--- begin ---
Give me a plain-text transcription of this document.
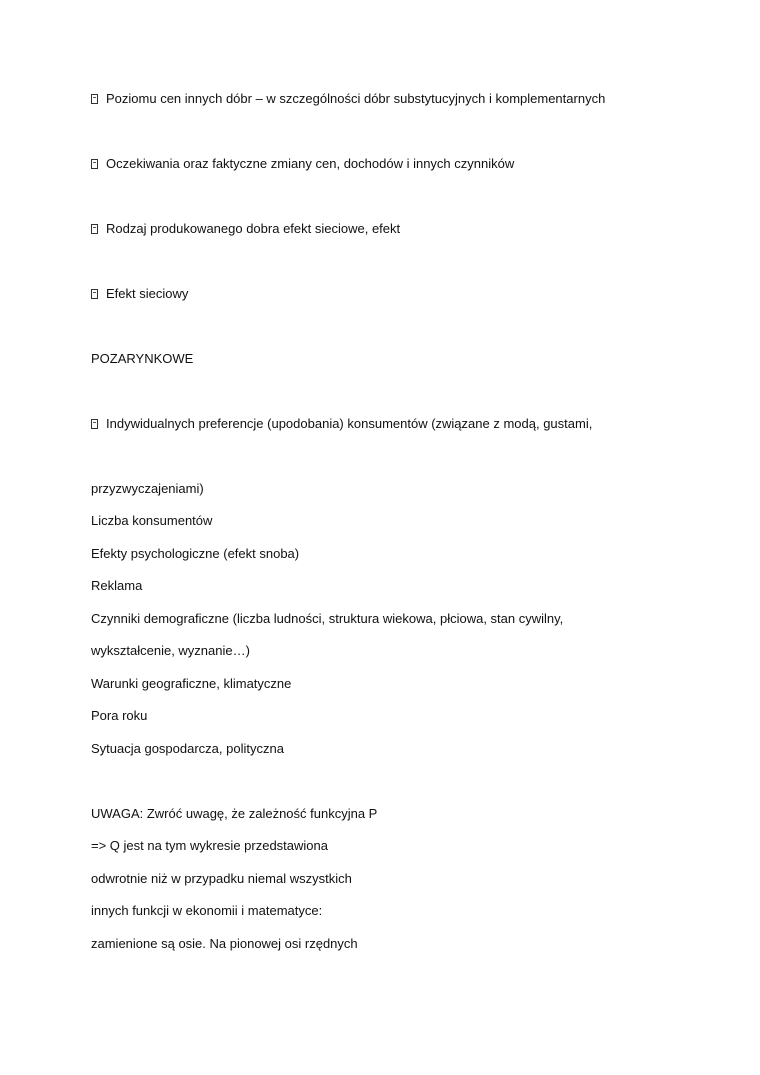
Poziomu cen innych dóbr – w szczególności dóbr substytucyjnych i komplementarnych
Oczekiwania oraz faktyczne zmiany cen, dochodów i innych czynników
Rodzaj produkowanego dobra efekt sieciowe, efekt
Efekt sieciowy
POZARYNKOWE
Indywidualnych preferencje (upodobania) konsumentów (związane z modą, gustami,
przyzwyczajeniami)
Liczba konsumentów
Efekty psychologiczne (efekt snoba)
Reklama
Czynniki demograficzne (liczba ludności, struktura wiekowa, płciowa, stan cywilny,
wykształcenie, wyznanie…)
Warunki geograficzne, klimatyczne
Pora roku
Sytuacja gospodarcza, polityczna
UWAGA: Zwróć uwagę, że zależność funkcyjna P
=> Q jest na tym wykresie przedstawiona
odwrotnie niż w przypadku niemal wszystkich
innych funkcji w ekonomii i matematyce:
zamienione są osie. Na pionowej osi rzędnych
--- end ---
--- begin ---
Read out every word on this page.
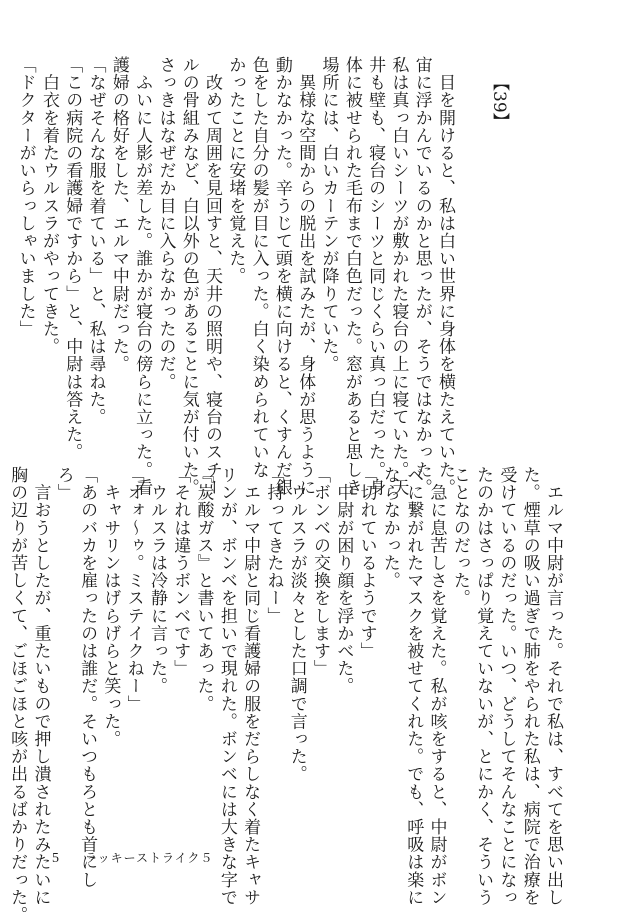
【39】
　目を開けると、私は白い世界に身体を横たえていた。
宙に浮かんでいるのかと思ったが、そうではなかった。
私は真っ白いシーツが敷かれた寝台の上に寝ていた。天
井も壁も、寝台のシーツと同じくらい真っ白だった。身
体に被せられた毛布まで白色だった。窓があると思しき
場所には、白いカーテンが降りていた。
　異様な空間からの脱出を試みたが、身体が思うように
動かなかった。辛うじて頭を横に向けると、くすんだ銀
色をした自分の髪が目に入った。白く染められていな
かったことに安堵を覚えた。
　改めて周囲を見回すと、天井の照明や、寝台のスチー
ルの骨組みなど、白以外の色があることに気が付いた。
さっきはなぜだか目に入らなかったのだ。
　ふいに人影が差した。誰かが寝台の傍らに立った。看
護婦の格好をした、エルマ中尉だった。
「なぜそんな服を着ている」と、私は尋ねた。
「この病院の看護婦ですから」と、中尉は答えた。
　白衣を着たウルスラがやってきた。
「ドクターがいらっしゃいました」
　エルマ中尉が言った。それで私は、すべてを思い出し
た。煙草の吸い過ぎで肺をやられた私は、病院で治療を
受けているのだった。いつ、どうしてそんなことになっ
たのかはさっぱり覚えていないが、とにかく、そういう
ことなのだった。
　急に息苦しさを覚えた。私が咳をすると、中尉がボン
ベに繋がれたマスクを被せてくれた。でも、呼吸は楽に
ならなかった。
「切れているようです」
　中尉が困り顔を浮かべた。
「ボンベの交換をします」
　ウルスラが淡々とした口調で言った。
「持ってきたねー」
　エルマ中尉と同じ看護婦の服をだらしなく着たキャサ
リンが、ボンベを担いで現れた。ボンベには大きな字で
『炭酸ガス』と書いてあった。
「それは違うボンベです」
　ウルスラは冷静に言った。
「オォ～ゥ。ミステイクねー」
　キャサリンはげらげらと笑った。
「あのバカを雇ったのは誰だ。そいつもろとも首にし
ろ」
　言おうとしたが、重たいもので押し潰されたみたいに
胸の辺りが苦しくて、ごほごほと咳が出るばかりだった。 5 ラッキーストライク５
--- end ---
= Aim of the task =
Using the records above, copy each line that contains "konsumentów".

= Answer to this exercise =
Indywidualnych preferencje (upodobania) konsumentów (związane z modą, gustami,
Liczba konsumentów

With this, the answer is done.